> _Bagian Teks_:
Minggu, 13 Februari 2011

GSJ News: Perjalanan Green Student Bersama CPI

NURSERY: Rombongan GSJ mengunjungi Nursery, tempat pembibitan pohon yang berada di kawasan Chevron Geothermal Salak.

Perjalanan selama empat hari Green Student Journalists (GSJ) dan Green Student Ambassador (GSA) ke tiga tempat di Jawa Barat (3-6/2), memberikan kekayaan pengalaman yang sayang untuk tidak di share kepada teman-teman GSJ. Gunung Salak dengan kekayaan geothermal (panas bumi) di dalamnya, Suaka Elang Halimun Salak dan pengolahan minyak jelantah di kota Bogor, menjadikan perjalanan ini benar-benar hijau (green journey).
“Beginilah susahnya untuk menemukan sumber energy geothermal (panas bumi) harus melewati lembah dan gunung dengan jalan yang berliku-liku menanjak, atau mengarungi lautan,” ujar Okta Heri Fandi, Humas PT Chevron Pacific Indonesia (CPI), dalam perjalanan selama lima jam dari Jakarta ke Sukabumi menuju Gunung Salak.

> _Tugas yang Diberikan A_:
Salin tanpa perubahan baris-baris catatan, mulai dari baris pertama catatan sampai baris yang memuat "108, 532, 121]", kedua baris batas itu ikut disalin.

> _Daftar Catatan_:
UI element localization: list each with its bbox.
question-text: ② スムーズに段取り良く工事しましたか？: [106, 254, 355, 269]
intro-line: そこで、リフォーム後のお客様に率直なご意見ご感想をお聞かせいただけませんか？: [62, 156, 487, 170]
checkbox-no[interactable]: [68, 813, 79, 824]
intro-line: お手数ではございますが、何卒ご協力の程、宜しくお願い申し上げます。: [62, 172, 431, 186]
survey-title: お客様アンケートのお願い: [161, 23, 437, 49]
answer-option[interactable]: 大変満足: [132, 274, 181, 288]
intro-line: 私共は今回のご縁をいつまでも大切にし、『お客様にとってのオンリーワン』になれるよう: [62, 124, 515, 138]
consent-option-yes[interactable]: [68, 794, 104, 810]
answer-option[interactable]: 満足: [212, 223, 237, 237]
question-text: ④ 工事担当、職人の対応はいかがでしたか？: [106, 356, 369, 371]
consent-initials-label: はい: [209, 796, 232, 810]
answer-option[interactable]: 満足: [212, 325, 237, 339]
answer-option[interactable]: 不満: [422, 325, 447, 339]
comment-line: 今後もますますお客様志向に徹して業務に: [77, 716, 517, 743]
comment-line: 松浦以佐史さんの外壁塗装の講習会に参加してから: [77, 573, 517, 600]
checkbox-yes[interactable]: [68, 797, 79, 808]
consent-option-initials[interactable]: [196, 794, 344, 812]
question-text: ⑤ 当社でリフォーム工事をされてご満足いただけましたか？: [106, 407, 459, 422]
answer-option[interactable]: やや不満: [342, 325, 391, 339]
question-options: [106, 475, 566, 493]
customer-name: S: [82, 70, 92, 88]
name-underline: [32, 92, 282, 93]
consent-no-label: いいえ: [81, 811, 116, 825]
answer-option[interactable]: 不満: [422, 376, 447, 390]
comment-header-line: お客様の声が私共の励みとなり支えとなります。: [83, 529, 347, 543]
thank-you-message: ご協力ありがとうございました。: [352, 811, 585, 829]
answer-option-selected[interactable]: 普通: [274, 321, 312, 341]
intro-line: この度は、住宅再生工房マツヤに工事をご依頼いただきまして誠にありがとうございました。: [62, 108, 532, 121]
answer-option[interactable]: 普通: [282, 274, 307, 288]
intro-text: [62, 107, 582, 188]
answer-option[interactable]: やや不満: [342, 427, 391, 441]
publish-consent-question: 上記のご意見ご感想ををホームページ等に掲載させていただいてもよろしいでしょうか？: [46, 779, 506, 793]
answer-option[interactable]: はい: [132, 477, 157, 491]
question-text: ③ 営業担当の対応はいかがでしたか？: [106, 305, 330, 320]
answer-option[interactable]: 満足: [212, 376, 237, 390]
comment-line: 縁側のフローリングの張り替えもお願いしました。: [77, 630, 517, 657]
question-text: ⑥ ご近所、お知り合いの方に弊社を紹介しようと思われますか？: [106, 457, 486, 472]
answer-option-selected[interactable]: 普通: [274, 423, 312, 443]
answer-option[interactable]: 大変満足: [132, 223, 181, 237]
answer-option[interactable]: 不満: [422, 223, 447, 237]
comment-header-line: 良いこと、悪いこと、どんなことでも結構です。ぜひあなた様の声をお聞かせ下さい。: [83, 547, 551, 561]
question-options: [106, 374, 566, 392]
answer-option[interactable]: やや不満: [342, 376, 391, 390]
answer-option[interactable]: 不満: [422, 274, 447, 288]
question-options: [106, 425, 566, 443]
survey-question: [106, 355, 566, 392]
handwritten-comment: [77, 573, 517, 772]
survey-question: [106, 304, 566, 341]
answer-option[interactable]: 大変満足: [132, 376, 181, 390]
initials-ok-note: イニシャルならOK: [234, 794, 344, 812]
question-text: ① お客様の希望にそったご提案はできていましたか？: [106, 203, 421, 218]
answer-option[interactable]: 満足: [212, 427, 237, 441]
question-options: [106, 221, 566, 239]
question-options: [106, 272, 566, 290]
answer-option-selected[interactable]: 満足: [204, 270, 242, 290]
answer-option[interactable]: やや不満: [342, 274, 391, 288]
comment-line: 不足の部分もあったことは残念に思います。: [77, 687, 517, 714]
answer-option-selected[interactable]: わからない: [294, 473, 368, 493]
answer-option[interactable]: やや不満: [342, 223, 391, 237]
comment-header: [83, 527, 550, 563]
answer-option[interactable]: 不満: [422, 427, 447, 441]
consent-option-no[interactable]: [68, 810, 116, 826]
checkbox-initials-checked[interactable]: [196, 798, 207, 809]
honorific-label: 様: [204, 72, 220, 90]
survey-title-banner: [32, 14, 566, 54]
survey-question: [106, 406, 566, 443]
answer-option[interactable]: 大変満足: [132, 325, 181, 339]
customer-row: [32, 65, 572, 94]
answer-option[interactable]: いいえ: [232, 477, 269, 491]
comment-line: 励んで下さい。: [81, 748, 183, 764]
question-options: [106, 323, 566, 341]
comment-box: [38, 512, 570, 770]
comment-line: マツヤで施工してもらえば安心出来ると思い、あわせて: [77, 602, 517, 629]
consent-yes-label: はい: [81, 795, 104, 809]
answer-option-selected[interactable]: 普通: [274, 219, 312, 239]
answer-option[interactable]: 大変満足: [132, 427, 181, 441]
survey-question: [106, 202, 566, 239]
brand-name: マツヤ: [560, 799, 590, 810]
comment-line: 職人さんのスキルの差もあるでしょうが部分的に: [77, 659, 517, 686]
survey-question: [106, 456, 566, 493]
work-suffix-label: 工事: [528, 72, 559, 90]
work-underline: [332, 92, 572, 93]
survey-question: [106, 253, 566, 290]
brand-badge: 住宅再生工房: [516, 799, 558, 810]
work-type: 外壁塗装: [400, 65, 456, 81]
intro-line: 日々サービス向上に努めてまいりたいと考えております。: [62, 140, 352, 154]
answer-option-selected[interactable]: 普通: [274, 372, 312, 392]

> _Tugas yang Diberikan B_:
Tuliskan ulang seluruh teks tentang perjalanan GSJ bersama CPI tanpa mengubah satu kata pun.

> _Jawaban Lengkap A_:
UI element localization: list each with its bbox.
question-text: ② スムーズに段取り良く工事しましたか？: [106, 254, 355, 269]
intro-line: そこで、リフォーム後のお客様に率直なご意見ご感想をお聞かせいただけませんか？: [62, 156, 487, 170]
checkbox-no[interactable]: [68, 813, 79, 824]
intro-line: お手数ではございますが、何卒ご協力の程、宜しくお願い申し上げます。: [62, 172, 431, 186]
survey-title: お客様アンケートのお願い: [161, 23, 437, 49]
answer-option[interactable]: 大変満足: [132, 274, 181, 288]
intro-line: 私共は今回のご縁をいつまでも大切にし、『お客様にとってのオンリーワン』になれるよう: [62, 124, 515, 138]
consent-option-yes[interactable]: [68, 794, 104, 810]
answer-option[interactable]: 満足: [212, 223, 237, 237]
question-text: ④ 工事担当、職人の対応はいかがでしたか？: [106, 356, 369, 371]
consent-initials-label: はい: [209, 796, 232, 810]
answer-option[interactable]: 満足: [212, 325, 237, 339]
answer-option[interactable]: 不満: [422, 325, 447, 339]
comment-line: 今後もますますお客様志向に徹して業務に: [77, 716, 517, 743]
comment-line: 松浦以佐史さんの外壁塗装の講習会に参加してから: [77, 573, 517, 600]
checkbox-yes[interactable]: [68, 797, 79, 808]
consent-option-initials[interactable]: [196, 794, 344, 812]
question-text: ⑤ 当社でリフォーム工事をされてご満足いただけましたか？: [106, 407, 459, 422]
answer-option[interactable]: やや不満: [342, 325, 391, 339]
question-options: [106, 475, 566, 493]
customer-name: S: [82, 70, 92, 88]
name-underline: [32, 92, 282, 93]
consent-no-label: いいえ: [81, 811, 116, 825]
answer-option[interactable]: 不満: [422, 376, 447, 390]
comment-header-line: お客様の声が私共の励みとなり支えとなります。: [83, 529, 347, 543]
thank-you-message: ご協力ありがとうございました。: [352, 811, 585, 829]
answer-option-selected[interactable]: 普通: [274, 321, 312, 341]
intro-line: この度は、住宅再生工房マツヤに工事をご依頼いただきまして誠にありがとうございました。: [62, 108, 532, 121]

> _Jawaban Lengkap B_:
Minggu, 13 Februari 2011

GSJ News: Perjalanan Green Student Bersama CPI

NURSERY: Rombongan GSJ mengunjungi Nursery, tempat pembibitan pohon yang berada di kawasan Chevron Geothermal Salak.

Perjalanan selama empat hari Green Student Journalists (GSJ) dan Green Student Ambassador (GSA) ke tiga tempat di Jawa Barat (3-6/2), memberikan kekayaan pengalaman yang sayang untuk tidak di share kepada teman-teman GSJ. Gunung Salak dengan kekayaan geothermal (panas bumi) di dalamnya, Suaka Elang Halimun Salak dan pengolahan minyak jelantah di kota Bogor, menjadikan perjalanan ini benar-benar hijau (green journey).
“Beginilah susahnya untuk menemukan sumber energy geothermal (panas bumi) harus melewati lembah dan gunung dengan jalan yang berliku-liku menanjak, atau mengarungi lautan,” ujar Okta Heri Fandi, Humas PT Chevron Pacific Indonesia (CPI), dalam perjalanan selama lima jam dari Jakarta ke Sukabumi menuju Gunung Salak.